**Requirement:** Rewrite every line of the items below as a numbered list, leaving out the blank lines.

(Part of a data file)
+---+
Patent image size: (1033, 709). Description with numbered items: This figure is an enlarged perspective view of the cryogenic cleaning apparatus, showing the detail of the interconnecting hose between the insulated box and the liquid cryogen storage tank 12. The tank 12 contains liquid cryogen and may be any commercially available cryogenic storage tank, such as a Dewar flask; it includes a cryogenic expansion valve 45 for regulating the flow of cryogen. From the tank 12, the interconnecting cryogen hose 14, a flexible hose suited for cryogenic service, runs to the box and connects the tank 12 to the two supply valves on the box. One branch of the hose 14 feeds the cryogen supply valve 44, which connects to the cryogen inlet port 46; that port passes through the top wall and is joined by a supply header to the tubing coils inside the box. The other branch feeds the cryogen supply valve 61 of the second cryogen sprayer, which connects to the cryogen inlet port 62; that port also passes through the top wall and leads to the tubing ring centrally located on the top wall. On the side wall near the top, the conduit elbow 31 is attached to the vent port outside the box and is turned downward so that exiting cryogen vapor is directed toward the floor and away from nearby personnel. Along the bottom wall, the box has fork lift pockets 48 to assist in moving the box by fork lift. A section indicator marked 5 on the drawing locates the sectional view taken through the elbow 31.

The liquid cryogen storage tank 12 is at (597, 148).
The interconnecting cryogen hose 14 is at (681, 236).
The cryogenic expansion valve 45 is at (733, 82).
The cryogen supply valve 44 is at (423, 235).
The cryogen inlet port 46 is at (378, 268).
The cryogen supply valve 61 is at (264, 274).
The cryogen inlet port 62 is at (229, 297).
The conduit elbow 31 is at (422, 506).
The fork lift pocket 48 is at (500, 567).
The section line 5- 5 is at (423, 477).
+---+
**Exercise response:**
1. Patent image size: (1033, 709). Description with numbered items: This figure is an enlarged perspective view of the cryogenic cleaning apparatus, showing the detail of the interconnecting hose between the insulated box and the liquid cryogen storage tank 12. The tank 12 contains liquid cryogen and may be any commercially available cryogenic storage tank, such as a Dewar flask; it includes a cryogenic expansion valve 45 for regulating the flow of cryogen. From the tank 12, the interconnecting cryogen hose 14, a flexible hose suited for cryogenic service, runs to the box and connects the tank 12 to the two supply valves on the box. One branch of the hose 14 feeds the cryogen supply valve 44, which connects to the cryogen inlet port 46; that port passes through the top wall and is joined by a supply header to the tubing coils inside the box. The other branch feeds the cryogen supply valve 61 of the second cryogen sprayer, which connects to the cryogen inlet port 62; that port also passes through the top wall and leads to the tubing ring centrally located on the top wall. On the side wall near the top, the conduit elbow 31 is attached to the vent port outside the box and is turned downward so that exiting cryogen vapor is directed toward the floor and away from nearby personnel. Along the bottom wall, the box has fork lift pockets 48 to assist in moving the box by fork lift. A section indicator marked 5 on the drawing locates the sectional view taken through the elbow 31.
2. The liquid cryogen storage tank 12 is at (597, 148).
3. The interconnecting cryogen hose 14 is at (681, 236).
4. The cryogenic expansion valve 45 is at (733, 82).
5. The cryogen supply valve 44 is at (423, 235).
6. The cryogen inlet port 46 is at (378, 268).
7. The cryogen supply valve 61 is at (264, 274).
8. The cryogen inlet port 62 is at (229, 297).
9. The conduit elbow 31 is at (422, 506).
10. The fork lift pocket 48 is at (500, 567).
11. The section line 5- 5 is at (423, 477).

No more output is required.